### What this task involves
Retype the listing that follows, exactly as written.

### Supplied material
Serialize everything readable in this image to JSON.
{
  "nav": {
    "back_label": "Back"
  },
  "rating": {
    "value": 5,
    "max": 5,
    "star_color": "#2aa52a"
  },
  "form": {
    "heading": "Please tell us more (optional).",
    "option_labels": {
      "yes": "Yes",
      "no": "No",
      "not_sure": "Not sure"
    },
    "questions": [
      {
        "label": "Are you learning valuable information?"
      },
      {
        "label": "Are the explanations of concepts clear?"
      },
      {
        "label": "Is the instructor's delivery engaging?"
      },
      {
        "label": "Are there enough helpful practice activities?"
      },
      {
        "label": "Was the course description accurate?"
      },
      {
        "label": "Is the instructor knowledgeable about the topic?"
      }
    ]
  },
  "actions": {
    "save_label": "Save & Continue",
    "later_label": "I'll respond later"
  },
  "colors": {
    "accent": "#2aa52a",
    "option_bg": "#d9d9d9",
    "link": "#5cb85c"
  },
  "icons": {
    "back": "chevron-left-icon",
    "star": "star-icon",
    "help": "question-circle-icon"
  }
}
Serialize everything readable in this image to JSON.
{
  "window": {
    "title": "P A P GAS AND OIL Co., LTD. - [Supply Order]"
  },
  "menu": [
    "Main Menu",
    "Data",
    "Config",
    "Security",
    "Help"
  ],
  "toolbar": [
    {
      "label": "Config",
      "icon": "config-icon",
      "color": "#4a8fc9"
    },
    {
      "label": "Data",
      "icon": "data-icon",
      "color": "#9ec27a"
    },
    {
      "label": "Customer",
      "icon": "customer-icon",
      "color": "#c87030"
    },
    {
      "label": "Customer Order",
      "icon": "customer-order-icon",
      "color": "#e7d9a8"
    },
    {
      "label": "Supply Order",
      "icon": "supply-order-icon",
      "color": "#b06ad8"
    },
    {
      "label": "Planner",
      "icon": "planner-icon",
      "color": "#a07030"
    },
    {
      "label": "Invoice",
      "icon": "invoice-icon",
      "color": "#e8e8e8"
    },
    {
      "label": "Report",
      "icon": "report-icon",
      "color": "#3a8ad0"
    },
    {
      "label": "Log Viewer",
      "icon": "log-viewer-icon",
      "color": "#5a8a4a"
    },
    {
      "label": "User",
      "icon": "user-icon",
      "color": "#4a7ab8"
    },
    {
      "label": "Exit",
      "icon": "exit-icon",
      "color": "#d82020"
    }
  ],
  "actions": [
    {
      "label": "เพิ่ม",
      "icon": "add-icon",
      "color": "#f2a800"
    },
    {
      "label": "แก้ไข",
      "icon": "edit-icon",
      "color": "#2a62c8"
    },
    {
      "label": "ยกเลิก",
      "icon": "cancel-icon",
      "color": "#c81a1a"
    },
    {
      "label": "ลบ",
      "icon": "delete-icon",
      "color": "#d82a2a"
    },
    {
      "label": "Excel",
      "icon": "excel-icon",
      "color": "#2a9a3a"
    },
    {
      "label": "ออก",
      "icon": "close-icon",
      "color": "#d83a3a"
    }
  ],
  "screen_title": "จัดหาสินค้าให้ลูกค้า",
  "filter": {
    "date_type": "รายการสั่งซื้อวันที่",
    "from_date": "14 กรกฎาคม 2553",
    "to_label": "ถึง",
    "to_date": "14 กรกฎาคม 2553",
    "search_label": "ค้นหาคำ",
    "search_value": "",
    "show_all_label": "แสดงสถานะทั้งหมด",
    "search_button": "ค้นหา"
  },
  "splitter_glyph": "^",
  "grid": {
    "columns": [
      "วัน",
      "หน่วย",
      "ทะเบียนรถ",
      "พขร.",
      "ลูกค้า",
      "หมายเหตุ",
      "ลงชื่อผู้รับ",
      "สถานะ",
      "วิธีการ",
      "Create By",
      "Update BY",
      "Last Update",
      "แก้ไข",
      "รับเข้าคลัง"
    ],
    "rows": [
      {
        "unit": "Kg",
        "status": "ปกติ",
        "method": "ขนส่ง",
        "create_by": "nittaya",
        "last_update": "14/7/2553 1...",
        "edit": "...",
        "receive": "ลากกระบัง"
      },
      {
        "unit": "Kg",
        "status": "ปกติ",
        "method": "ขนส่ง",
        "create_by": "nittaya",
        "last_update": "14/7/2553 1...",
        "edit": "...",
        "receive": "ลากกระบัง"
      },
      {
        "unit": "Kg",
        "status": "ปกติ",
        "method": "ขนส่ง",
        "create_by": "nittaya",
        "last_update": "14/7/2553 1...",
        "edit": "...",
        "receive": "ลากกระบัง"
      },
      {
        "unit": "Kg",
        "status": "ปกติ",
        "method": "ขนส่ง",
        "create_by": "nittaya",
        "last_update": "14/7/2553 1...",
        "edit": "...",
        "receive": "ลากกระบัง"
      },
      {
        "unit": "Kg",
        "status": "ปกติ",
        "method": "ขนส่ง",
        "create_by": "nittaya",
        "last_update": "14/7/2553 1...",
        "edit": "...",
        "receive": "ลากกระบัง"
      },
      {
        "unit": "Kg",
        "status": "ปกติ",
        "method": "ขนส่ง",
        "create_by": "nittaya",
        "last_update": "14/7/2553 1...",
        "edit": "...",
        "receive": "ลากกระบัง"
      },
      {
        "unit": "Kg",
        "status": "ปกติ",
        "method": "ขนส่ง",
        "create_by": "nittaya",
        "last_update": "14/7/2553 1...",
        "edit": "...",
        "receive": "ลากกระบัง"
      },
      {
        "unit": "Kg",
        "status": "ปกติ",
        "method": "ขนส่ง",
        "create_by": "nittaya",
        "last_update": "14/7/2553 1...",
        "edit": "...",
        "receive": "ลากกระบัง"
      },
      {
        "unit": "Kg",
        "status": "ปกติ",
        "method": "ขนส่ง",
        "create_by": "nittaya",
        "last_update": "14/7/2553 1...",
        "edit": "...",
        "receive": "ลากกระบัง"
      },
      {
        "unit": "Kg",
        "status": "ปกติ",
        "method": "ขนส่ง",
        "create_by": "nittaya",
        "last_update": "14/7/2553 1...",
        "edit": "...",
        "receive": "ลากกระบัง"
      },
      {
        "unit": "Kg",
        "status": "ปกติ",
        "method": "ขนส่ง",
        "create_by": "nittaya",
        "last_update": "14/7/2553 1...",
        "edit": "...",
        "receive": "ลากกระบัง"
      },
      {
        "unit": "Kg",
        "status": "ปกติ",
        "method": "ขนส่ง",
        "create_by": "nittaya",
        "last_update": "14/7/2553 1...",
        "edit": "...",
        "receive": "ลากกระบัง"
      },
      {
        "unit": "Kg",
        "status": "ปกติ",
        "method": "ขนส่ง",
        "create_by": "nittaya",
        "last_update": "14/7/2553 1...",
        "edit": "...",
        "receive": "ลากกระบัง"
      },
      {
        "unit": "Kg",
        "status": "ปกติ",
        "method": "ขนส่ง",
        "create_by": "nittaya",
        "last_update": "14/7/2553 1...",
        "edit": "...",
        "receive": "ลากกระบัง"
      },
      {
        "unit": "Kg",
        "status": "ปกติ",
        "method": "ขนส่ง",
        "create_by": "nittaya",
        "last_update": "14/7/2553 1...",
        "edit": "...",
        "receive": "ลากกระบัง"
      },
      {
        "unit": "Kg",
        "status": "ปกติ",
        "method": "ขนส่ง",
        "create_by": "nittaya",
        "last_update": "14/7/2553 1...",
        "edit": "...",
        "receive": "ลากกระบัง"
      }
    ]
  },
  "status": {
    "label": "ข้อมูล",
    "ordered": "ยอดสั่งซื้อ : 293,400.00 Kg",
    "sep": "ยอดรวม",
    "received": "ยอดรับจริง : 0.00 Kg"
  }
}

### Full response
Serialize everything readable in this image to JSON.
{
  "nav": {
    "back_label": "Back"
  },
  "rating": {
    "value": 5,
    "max": 5,
    "star_color": "#2aa52a"
  },
  "form": {
    "heading": "Please tell us more (optional).",
    "option_labels": {
      "yes": "Yes",
      "no": "No",
      "not_sure": "Not sure"
    },
    "questions": [
      {
        "label": "Are you learning valuable information?"
      },
      {
        "label": "Are the explanations of concepts clear?"
      },
      {
        "label": "Is the instructor's delivery engaging?"
      },
      {
        "label": "Are there enough helpful practice activities?"
      },
      {
        "label": "Was the course description accurate?"
      },
      {
        "label": "Is the instructor knowledgeable about the topic?"
      }
    ]
  },
  "actions": {
    "save_label": "Save & Continue",
    "later_label": "I'll respond later"
  },
  "colors": {
    "accent": "#2aa52a",
    "option_bg": "#d9d9d9",
    "link": "#5cb85c"
  },
  "icons": {
    "back": "chevron-left-icon",
    "star": "star-icon",
    "help": "question-circle-icon"
  }
}
Serialize everything readable in this image to JSON.
{
  "window": {
    "title": "P A P GAS AND OIL Co., LTD. - [Supply Order]"
  },
  "menu": [
    "Main Menu",
    "Data",
    "Config",
    "Security",
    "Help"
  ],
  "toolbar": [
    {
      "label": "Config",
      "icon": "config-icon",
      "color": "#4a8fc9"
    },
    {
      "label": "Data",
      "icon": "data-icon",
      "color": "#9ec27a"
    },
    {
      "label": "Customer",
      "icon": "customer-icon",
      "color": "#c87030"
    },
    {
      "label": "Customer Order",
      "icon": "customer-order-icon",
      "color": "#e7d9a8"
    },
    {
      "label": "Supply Order",
      "icon": "supply-order-icon",
      "color": "#b06ad8"
    },
    {
      "label": "Planner",
      "icon": "planner-icon",
      "color": "#a07030"
    },
    {
      "label": "Invoice",
      "icon": "invoice-icon",
      "color": "#e8e8e8"
    },
    {
      "label": "Report",
      "icon": "report-icon",
      "color": "#3a8ad0"
    },
    {
      "label": "Log Viewer",
      "icon": "log-viewer-icon",
      "color": "#5a8a4a"
    },
    {
      "label": "User",
      "icon": "user-icon",
      "color": "#4a7ab8"
    },
    {
      "label": "Exit",
      "icon": "exit-icon",
      "color": "#d82020"
    }
  ],
  "actions": [
    {
      "label": "เพิ่ม",
      "icon": "add-icon",
      "color": "#f2a800"
    },
    {
      "label": "แก้ไข",
      "icon": "edit-icon",
      "color": "#2a62c8"
    },
    {
      "label": "ยกเลิก",
      "icon": "cancel-icon",
      "color": "#c81a1a"
    },
    {
      "label": "ลบ",
      "icon": "delete-icon",
      "color": "#d82a2a"
    },
    {
      "label": "Excel",
      "icon": "excel-icon",
      "color": "#2a9a3a"
    },
    {
      "label": "ออก",
      "icon": "close-icon",
      "color": "#d83a3a"
    }
  ],
  "screen_title": "จัดหาสินค้าให้ลูกค้า",
  "filter": {
    "date_type": "รายการสั่งซื้อวันที่",
    "from_date": "14 กรกฎาคม 2553",
    "to_label": "ถึง",
    "to_date": "14 กรกฎาคม 2553",
    "search_label": "ค้นหาคำ",
    "search_value": "",
    "show_all_label": "แสดงสถานะทั้งหมด",
    "search_button": "ค้นหา"
  },
  "splitter_glyph": "^",
  "grid": {
    "columns": [
      "วัน",
      "หน่วย",
      "ทะเบียนรถ",
      "พขร.",
      "ลูกค้า",
      "หมายเหตุ",
      "ลงชื่อผู้รับ",
      "สถานะ",
      "วิธีการ",
      "Create By",
      "Update BY",
      "Last Update",
      "แก้ไข",
      "รับเข้าคลัง"
    ],
    "rows": [
      {
        "unit": "Kg",
        "status": "ปกติ",
        "method": "ขนส่ง",
        "create_by": "nittaya",
        "last_update": "14/7/2553 1...",
        "edit": "...",
        "receive": "ลากกระบัง"
      },
      {
        "unit": "Kg",
        "status": "ปกติ",
        "method": "ขนส่ง",
        "create_by": "nittaya",
        "last_update": "14/7/2553 1...",
        "edit": "...",
        "receive": "ลากกระบัง"
      },
      {
        "unit": "Kg",
        "status": "ปกติ",
        "method": "ขนส่ง",
        "create_by": "nittaya",
        "last_update": "14/7/2553 1...",
        "edit": "...",
        "receive": "ลากกระบัง"
      },
      {
        "unit": "Kg",
        "status": "ปกติ",
        "method": "ขนส่ง",
        "create_by": "nittaya",
        "last_update": "14/7/2553 1...",
        "edit": "...",
        "receive": "ลากกระบัง"
      },
      {
        "unit": "Kg",
        "status": "ปกติ",
        "method": "ขนส่ง",
        "create_by": "nittaya",
        "last_update": "14/7/2553 1...",
        "edit": "...",
        "receive": "ลากกระบัง"
      },
      {
        "unit": "Kg",
        "status": "ปกติ",
        "method": "ขนส่ง",
        "create_by": "nittaya",
        "last_update": "14/7/2553 1...",
        "edit": "...",
        "receive": "ลากกระบัง"
      },
      {
        "unit": "Kg",
        "status": "ปกติ",
        "method": "ขนส่ง",
        "create_by": "nittaya",
        "last_update": "14/7/2553 1...",
        "edit": "...",
        "receive": "ลากกระบัง"
      },
      {
        "unit": "Kg",
        "status": "ปกติ",
        "method": "ขนส่ง",
        "create_by": "nittaya",
        "last_update": "14/7/2553 1...",
        "edit": "...",
        "receive": "ลากกระบัง"
      },
      {
        "unit": "Kg",
        "status": "ปกติ",
        "method": "ขนส่ง",
        "create_by": "nittaya",
        "last_update": "14/7/2553 1...",
        "edit": "...",
        "receive": "ลากกระบัง"
      },
      {
        "unit": "Kg",
        "status": "ปกติ",
        "method": "ขนส่ง",
        "create_by": "nittaya",
        "last_update": "14/7/2553 1...",
        "edit": "...",
        "receive": "ลากกระบัง"
      },
      {
        "unit": "Kg",
        "status": "ปกติ",
        "method": "ขนส่ง",
        "create_by": "nittaya",
        "last_update": "14/7/2553 1...",
        "edit": "...",
        "receive": "ลากกระบัง"
      },
      {
        "unit": "Kg",
        "status": "ปกติ",
        "method": "ขนส่ง",
        "create_by": "nittaya",
        "last_update": "14/7/2553 1...",
        "edit": "...",
        "receive": "ลากกระบัง"
      },
      {
        "unit": "Kg",
        "status": "ปกติ",
        "method": "ขนส่ง",
        "create_by": "nittaya",
        "last_update": "14/7/2553 1...",
        "edit": "...",
        "receive": "ลากกระบัง"
      },
      {
        "unit": "Kg",
        "status": "ปกติ",
        "method": "ขนส่ง",
        "create_by": "nittaya",
        "last_update": "14/7/2553 1...",
        "edit": "...",
        "receive": "ลากกระบัง"
      },
      {
        "unit": "Kg",
        "status": "ปกติ",
        "method": "ขนส่ง",
        "create_by": "nittaya",
        "last_update": "14/7/2553 1...",
        "edit": "...",
        "receive": "ลากกระบัง"
      },
      {
        "unit": "Kg",
        "status": "ปกติ",
        "method": "ขนส่ง",
        "create_by": "nittaya",
        "last_update": "14/7/2553 1...",
        "edit": "...",
        "receive": "ลากกระบัง"
      }
    ]
  },
  "status": {
    "label": "ข้อมูล",
    "ordered": "ยอดสั่งซื้อ : 293,400.00 Kg",
    "sep": "ยอดรวม",
    "received": "ยอดรับจริง : 0.00 Kg"
  }
}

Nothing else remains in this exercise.